» Listed entries
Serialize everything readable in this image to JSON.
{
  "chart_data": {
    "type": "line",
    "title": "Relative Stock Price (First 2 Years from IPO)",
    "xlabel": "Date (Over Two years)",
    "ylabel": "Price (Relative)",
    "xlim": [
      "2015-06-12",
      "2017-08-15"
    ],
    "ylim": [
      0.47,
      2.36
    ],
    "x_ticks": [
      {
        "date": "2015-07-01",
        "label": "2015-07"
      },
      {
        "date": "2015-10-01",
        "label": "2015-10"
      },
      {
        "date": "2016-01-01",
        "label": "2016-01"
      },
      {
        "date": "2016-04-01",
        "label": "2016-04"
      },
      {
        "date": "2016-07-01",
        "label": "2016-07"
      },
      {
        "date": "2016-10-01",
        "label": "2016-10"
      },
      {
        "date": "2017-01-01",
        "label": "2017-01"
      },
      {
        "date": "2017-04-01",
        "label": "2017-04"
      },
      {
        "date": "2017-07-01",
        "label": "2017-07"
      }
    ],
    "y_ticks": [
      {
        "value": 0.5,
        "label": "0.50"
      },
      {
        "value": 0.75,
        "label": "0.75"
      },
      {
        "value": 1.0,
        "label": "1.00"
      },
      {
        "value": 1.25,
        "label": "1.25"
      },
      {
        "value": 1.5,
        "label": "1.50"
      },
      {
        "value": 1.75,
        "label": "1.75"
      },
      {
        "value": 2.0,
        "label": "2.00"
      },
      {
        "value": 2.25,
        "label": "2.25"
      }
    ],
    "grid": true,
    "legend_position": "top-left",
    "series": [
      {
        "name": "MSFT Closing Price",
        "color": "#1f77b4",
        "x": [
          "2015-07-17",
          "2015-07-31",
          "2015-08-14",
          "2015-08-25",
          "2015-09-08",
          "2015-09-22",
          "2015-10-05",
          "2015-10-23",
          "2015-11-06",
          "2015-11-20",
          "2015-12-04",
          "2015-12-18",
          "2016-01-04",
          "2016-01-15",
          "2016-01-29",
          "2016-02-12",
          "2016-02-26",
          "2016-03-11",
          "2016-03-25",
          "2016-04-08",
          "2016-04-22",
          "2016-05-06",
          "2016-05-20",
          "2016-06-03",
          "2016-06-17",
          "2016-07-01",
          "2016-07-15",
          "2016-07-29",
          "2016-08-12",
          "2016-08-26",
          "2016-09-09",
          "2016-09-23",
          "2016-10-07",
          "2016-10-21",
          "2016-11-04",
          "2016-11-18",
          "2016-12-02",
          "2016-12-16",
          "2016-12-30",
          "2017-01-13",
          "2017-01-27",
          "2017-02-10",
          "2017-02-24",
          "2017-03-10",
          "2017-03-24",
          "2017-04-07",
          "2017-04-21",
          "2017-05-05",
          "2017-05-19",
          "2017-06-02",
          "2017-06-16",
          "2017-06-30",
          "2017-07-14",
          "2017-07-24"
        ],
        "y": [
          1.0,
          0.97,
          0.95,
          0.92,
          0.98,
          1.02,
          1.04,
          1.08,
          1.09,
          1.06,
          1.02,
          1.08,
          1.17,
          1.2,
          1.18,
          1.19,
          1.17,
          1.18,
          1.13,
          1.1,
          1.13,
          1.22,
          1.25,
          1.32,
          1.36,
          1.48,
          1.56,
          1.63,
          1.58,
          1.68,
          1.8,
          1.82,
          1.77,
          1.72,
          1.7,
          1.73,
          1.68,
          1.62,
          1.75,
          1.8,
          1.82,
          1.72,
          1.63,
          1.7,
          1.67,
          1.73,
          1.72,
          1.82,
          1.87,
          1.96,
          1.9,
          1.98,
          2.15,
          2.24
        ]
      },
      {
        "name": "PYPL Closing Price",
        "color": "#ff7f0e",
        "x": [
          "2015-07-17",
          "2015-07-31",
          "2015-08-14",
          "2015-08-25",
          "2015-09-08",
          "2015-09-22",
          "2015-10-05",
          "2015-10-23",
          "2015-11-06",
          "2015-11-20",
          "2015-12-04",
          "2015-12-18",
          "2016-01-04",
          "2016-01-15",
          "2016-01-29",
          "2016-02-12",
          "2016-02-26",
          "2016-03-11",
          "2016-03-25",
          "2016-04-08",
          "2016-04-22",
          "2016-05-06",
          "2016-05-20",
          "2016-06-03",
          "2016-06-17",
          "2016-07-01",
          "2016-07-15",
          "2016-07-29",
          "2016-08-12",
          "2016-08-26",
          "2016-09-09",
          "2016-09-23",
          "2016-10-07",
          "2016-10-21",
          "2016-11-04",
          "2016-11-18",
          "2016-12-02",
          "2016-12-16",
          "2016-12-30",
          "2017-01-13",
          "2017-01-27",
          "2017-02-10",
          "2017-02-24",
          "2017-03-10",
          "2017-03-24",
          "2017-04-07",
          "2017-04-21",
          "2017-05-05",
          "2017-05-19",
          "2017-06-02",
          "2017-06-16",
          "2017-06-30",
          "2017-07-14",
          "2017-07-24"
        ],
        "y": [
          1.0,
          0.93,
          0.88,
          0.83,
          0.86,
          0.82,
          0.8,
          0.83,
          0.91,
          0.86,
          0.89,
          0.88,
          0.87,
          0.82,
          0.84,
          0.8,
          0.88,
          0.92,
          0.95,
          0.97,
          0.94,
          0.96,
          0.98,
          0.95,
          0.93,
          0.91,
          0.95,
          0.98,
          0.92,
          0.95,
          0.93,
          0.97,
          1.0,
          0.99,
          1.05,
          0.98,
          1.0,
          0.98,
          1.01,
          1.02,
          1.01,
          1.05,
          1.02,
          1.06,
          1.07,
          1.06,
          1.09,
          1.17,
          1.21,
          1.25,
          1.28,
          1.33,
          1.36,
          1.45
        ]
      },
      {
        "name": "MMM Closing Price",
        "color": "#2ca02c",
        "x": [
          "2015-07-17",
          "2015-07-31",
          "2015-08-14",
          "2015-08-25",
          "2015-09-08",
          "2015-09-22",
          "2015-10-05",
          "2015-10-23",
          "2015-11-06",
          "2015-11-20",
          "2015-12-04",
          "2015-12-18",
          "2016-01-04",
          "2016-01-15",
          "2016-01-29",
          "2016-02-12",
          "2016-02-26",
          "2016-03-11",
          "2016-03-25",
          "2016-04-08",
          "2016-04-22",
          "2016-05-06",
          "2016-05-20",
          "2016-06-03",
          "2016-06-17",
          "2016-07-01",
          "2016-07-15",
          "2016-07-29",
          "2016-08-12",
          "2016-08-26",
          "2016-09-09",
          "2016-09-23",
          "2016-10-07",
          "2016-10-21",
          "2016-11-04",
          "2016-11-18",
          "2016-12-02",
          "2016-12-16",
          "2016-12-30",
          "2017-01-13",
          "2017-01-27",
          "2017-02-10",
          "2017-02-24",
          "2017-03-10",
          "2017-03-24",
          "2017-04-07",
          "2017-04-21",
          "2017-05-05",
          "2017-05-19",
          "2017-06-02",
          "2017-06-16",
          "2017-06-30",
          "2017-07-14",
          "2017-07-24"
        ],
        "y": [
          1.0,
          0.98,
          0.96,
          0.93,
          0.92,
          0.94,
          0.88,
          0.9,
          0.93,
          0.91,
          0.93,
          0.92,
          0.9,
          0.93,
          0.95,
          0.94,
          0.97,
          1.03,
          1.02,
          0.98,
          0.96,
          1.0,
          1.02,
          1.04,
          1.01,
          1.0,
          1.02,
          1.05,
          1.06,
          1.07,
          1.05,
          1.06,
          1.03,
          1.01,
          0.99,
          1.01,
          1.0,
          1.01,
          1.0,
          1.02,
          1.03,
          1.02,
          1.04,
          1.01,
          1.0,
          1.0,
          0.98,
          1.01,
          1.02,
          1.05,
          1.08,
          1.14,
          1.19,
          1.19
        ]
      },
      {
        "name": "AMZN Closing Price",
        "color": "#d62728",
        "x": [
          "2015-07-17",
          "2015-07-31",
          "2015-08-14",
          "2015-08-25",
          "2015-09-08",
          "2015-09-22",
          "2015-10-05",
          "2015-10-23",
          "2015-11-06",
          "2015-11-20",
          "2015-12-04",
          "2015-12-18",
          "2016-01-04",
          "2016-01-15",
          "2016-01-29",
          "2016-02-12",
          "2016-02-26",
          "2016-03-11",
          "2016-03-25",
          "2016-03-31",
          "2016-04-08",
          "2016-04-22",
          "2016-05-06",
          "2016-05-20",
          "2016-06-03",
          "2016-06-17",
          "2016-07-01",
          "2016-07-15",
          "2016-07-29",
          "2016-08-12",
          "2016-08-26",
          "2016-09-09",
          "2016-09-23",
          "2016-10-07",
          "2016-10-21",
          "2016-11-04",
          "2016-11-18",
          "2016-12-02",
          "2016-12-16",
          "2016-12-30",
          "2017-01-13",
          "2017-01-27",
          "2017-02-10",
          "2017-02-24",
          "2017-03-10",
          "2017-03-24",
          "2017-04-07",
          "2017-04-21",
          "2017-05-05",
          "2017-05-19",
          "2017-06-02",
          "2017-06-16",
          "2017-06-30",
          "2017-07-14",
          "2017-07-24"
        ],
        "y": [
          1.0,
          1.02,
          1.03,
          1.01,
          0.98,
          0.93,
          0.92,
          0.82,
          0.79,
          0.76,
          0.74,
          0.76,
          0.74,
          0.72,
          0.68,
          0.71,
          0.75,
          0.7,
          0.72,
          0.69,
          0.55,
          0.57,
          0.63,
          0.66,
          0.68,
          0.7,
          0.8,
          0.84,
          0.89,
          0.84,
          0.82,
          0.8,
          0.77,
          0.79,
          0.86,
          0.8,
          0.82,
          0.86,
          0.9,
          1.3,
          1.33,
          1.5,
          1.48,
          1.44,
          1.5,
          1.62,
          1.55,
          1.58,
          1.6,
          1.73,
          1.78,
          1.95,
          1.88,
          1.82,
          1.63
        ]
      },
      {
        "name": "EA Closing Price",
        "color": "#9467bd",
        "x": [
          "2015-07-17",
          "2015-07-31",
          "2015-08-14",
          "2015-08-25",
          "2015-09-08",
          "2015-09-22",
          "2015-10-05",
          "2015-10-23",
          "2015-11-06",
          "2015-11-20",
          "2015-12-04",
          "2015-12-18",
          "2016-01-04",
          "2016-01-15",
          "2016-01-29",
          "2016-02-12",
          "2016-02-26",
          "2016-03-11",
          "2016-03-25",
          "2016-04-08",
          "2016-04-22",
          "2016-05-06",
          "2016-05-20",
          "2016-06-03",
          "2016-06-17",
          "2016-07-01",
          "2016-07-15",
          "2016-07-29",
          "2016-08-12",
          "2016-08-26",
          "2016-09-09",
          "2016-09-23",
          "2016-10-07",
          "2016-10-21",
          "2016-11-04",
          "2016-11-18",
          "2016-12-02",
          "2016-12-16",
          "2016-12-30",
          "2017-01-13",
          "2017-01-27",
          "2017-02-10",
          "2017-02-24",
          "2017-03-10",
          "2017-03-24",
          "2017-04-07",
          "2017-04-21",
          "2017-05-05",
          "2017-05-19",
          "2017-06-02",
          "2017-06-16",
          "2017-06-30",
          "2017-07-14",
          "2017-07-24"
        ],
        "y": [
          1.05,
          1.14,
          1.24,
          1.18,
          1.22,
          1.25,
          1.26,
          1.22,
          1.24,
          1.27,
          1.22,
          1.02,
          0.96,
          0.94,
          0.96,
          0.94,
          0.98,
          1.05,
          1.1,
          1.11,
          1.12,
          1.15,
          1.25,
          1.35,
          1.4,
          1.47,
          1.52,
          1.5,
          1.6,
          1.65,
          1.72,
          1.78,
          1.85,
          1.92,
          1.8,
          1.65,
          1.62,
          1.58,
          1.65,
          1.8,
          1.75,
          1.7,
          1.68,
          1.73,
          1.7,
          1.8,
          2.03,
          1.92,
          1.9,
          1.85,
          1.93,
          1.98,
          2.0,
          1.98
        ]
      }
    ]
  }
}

» Instructions for the task
Show the lines of the records that include the string "Price".

» Solution
    "title": "Relative Stock Price (First 2 Years from IPO)",
    "ylabel": "Price (Relative)",
        "name": "MSFT Closing Price",
        "name": "PYPL Closing Price",
        "name": "MMM Closing Price",
        "name": "AMZN Closing Price",
        "name": "EA Closing Price",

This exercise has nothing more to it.